### ЗАДАЧА
Оформите все строки приведённых ниже данных в виде JSON-списка строк, где каждой строке данных соответствует одна строка списка, а пустые строки пропущены. Изображения в ответ не включайте.

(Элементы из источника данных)
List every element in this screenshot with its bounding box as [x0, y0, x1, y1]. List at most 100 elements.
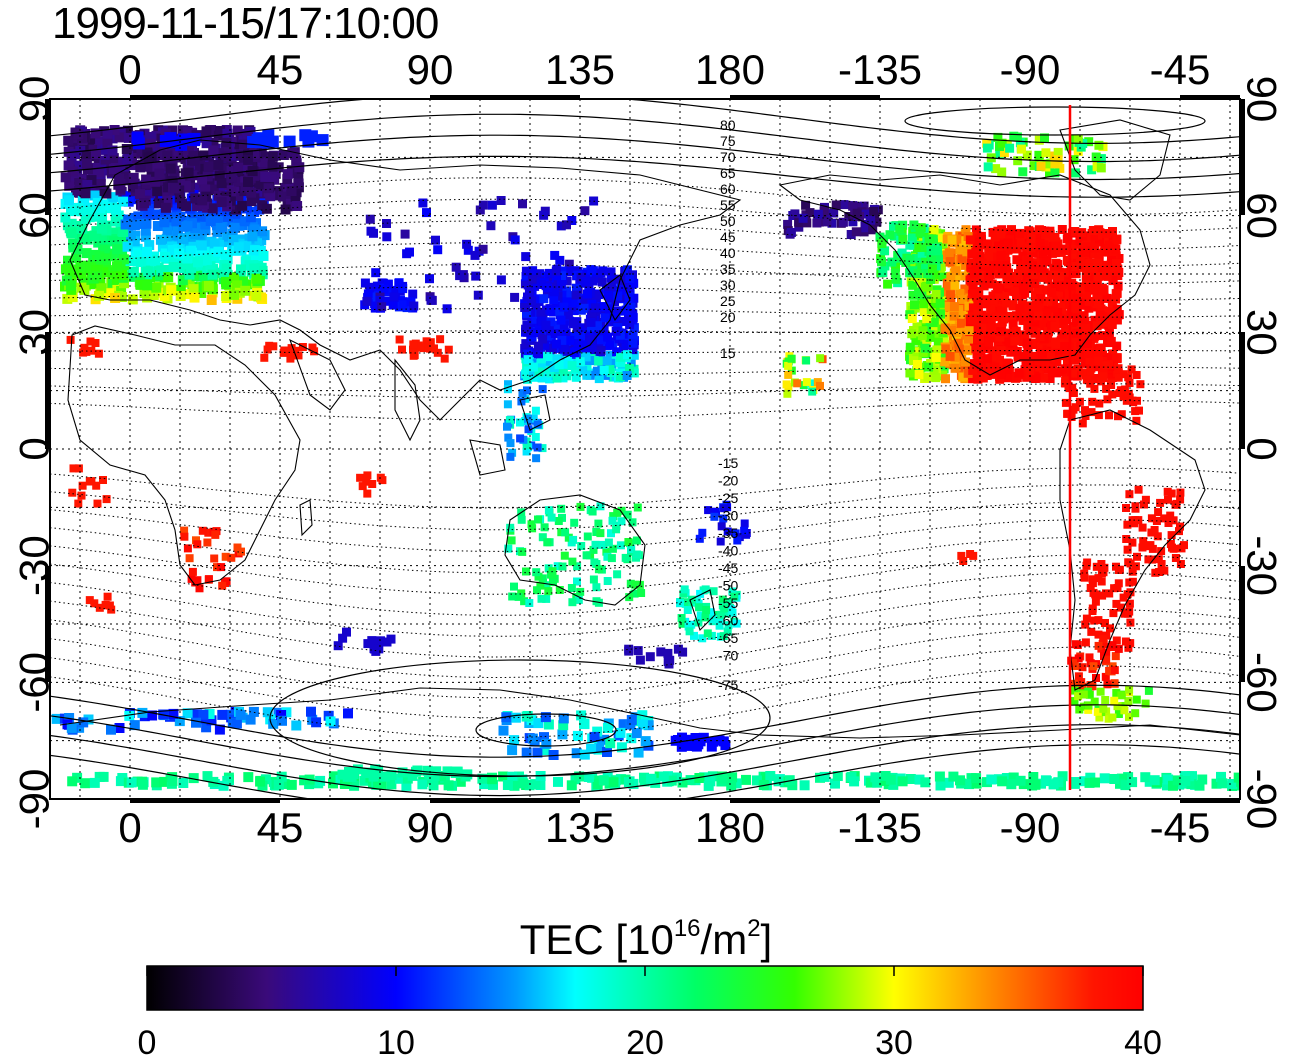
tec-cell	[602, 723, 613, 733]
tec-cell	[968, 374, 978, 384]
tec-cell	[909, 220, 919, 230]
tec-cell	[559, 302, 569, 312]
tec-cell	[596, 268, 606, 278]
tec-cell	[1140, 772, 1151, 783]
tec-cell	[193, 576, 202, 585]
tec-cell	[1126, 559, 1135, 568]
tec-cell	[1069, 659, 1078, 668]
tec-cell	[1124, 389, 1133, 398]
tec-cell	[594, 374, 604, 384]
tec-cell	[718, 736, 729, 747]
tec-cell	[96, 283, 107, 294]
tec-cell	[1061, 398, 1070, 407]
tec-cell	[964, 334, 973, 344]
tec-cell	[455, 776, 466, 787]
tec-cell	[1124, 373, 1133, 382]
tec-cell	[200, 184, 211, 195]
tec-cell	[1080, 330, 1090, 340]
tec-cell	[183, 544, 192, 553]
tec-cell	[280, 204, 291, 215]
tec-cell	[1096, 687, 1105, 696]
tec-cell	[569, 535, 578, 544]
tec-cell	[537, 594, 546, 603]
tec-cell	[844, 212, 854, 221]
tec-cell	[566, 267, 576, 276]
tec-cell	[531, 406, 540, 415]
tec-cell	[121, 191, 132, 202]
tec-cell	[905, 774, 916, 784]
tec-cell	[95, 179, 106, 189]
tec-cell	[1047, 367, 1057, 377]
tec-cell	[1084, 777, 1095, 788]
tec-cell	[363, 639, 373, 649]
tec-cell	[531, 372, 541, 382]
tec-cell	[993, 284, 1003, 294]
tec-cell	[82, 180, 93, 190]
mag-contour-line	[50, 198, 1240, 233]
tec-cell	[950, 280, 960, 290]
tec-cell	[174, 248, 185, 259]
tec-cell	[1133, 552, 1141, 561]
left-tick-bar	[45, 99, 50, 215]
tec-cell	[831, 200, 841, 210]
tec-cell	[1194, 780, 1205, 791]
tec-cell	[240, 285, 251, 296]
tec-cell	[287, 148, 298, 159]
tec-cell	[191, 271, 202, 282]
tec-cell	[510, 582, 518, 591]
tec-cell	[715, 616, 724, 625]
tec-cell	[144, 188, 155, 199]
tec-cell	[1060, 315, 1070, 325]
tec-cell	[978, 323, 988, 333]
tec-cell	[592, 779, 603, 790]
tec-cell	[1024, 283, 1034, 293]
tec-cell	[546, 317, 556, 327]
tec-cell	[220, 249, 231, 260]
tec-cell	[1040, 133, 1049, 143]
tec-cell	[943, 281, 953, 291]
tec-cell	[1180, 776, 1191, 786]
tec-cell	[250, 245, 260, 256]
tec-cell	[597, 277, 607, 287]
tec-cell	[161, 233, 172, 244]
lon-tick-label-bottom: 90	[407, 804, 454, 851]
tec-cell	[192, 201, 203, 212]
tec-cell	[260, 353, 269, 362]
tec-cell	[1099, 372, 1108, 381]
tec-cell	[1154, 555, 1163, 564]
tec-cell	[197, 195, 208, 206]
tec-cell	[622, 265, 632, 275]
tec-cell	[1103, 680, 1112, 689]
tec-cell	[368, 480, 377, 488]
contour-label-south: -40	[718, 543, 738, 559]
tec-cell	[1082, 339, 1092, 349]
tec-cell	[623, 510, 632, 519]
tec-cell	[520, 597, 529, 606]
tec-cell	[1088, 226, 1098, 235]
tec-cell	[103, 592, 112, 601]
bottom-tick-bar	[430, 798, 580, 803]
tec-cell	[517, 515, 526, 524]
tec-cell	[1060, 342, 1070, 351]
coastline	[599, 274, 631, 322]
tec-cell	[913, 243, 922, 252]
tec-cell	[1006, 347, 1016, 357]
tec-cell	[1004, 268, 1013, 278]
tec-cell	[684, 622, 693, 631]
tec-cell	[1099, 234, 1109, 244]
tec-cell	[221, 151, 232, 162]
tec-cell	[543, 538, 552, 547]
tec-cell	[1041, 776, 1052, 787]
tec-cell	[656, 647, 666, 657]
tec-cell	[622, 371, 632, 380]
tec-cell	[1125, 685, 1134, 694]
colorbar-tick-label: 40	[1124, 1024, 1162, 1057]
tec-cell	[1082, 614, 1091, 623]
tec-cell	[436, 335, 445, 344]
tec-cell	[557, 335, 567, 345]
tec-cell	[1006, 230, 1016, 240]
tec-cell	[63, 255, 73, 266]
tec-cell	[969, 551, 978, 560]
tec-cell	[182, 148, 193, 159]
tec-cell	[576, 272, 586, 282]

### РАЗБОР РЕШЕНИЯ
[
  "List every element in this screenshot with its bounding box as [x0, y0, x1, y1]. List at most 100 elements.",
  "tec-cell\t[602, 723, 613, 733]",
  "tec-cell\t[968, 374, 978, 384]",
  "tec-cell\t[909, 220, 919, 230]",
  "tec-cell\t[559, 302, 569, 312]",
  "tec-cell\t[596, 268, 606, 278]",
  "tec-cell\t[1140, 772, 1151, 783]",
  "tec-cell\t[193, 576, 202, 585]",
  "tec-cell\t[1126, 559, 1135, 568]",
  "tec-cell\t[1069, 659, 1078, 668]",
  "tec-cell\t[1124, 389, 1133, 398]",
  "tec-cell\t[594, 374, 604, 384]",
  "tec-cell\t[718, 736, 729, 747]",
  "tec-cell\t[96, 283, 107, 294]",
  "tec-cell\t[1061, 398, 1070, 407]",
  "tec-cell\t[964, 334, 973, 344]",
  "tec-cell\t[455, 776, 466, 787]",
  "tec-cell\t[1124, 373, 1133, 382]",
  "tec-cell\t[200, 184, 211, 195]",
  "tec-cell\t[1080, 330, 1090, 340]",
  "tec-cell\t[183, 544, 192, 553]",
  "tec-cell\t[280, 204, 291, 215]",
  "tec-cell\t[1096, 687, 1105, 696]",
  "tec-cell\t[569, 535, 578, 544]",
  "tec-cell\t[537, 594, 546, 603]",
  "tec-cell\t[844, 212, 854, 221]",
  "tec-cell\t[566, 267, 576, 276]",
  "tec-cell\t[531, 406, 540, 415]",
  "tec-cell\t[121, 191, 132, 202]",
  "tec-cell\t[905, 774, 916, 784]",
  "tec-cell\t[95, 179, 106, 189]",
  "tec-cell\t[1047, 367, 1057, 377]",
  "tec-cell\t[1084, 777, 1095, 788]",
  "tec-cell\t[363, 639, 373, 649]",
  "tec-cell\t[531, 372, 541, 382]",
  "tec-cell\t[993, 284, 1003, 294]",
  "tec-cell\t[82, 180, 93, 190]",
  "mag-contour-line\t[50, 198, 1240, 233]",
  "tec-cell\t[950, 280, 960, 290]",
  "tec-cell\t[174, 248, 185, 259]",
  "tec-cell\t[1133, 552, 1141, 561]",
  "left-tick-bar\t[45, 99, 50, 215]",
  "tec-cell\t[831, 200, 841, 210]",
  "tec-cell\t[1194, 780, 1205, 791]",
  "tec-cell\t[240, 285, 251, 296]",
  "tec-cell\t[287, 148, 298, 159]",
  "tec-cell\t[191, 271, 202, 282]",
  "tec-cell\t[510, 582, 518, 591]",
  "tec-cell\t[715, 616, 724, 625]",
  "tec-cell\t[144, 188, 155, 199]",
  "tec-cell\t[1060, 315, 1070, 325]",
  "tec-cell\t[978, 323, 988, 333]",
  "tec-cell\t[592, 779, 603, 790]",
  "tec-cell\t[1024, 283, 1034, 293]",
  "tec-cell\t[546, 317, 556, 327]",
  "tec-cell\t[220, 249, 231, 260]",
  "tec-cell\t[1040, 133, 1049, 143]",
  "tec-cell\t[943, 281, 953, 291]",
  "tec-cell\t[1180, 776, 1191, 786]",
  "tec-cell\t[250, 245, 260, 256]",
  "tec-cell\t[597, 277, 607, 287]",
  "tec-cell\t[161, 233, 172, 244]",
  "lon-tick-label-bottom: 90\t[407, 804, 454, 851]",
  "tec-cell\t[192, 201, 203, 212]",
  "tec-cell\t[260, 353, 269, 362]",
  "tec-cell\t[1099, 372, 1108, 381]",
  "tec-cell\t[1154, 555, 1163, 564]",
  "tec-cell\t[197, 195, 208, 206]",
  "tec-cell\t[622, 265, 632, 275]",
  "tec-cell\t[1103, 680, 1112, 689]",
  "tec-cell\t[368, 480, 377, 488]",
  "contour-label-south: -40\t[718, 543, 738, 559]",
  "tec-cell\t[1082, 339, 1092, 349]",
  "tec-cell\t[623, 510, 632, 519]",
  "tec-cell\t[520, 597, 529, 606]",
  "tec-cell\t[1088, 226, 1098, 235]",
  "tec-cell\t[103, 592, 112, 601]",
  "bottom-tick-bar\t[430, 798, 580, 803]",
  "tec-cell\t[517, 515, 526, 524]",
  "tec-cell\t[1060, 342, 1070, 351]",
  "coastline\t[599, 274, 631, 322]",
  "tec-cell\t[913, 243, 922, 252]",
  "tec-cell\t[1006, 347, 1016, 357]",
  "tec-cell\t[1004, 268, 1013, 278]",
  "tec-cell\t[684, 622, 693, 631]",
  "tec-cell\t[1099, 234, 1109, 244]",
  "tec-cell\t[221, 151, 232, 162]",
  "tec-cell\t[543, 538, 552, 547]",
  "tec-cell\t[1041, 776, 1052, 787]",
  "tec-cell\t[656, 647, 666, 657]",
  "tec-cell\t[622, 371, 632, 380]",
  "tec-cell\t[1125, 685, 1134, 694]",
  "colorbar-tick-label: 40\t[1124, 1024, 1162, 1057]",
  "tec-cell\t[1082, 614, 1091, 623]",
  "tec-cell\t[436, 335, 445, 344]",
  "tec-cell\t[557, 335, 567, 345]",
  "tec-cell\t[1006, 230, 1016, 240]",
  "tec-cell\t[63, 255, 73, 266]",
  "tec-cell\t[969, 551, 978, 560]",
  "tec-cell\t[182, 148, 193, 159]",
  "tec-cell\t[576, 272, 586, 282]"
]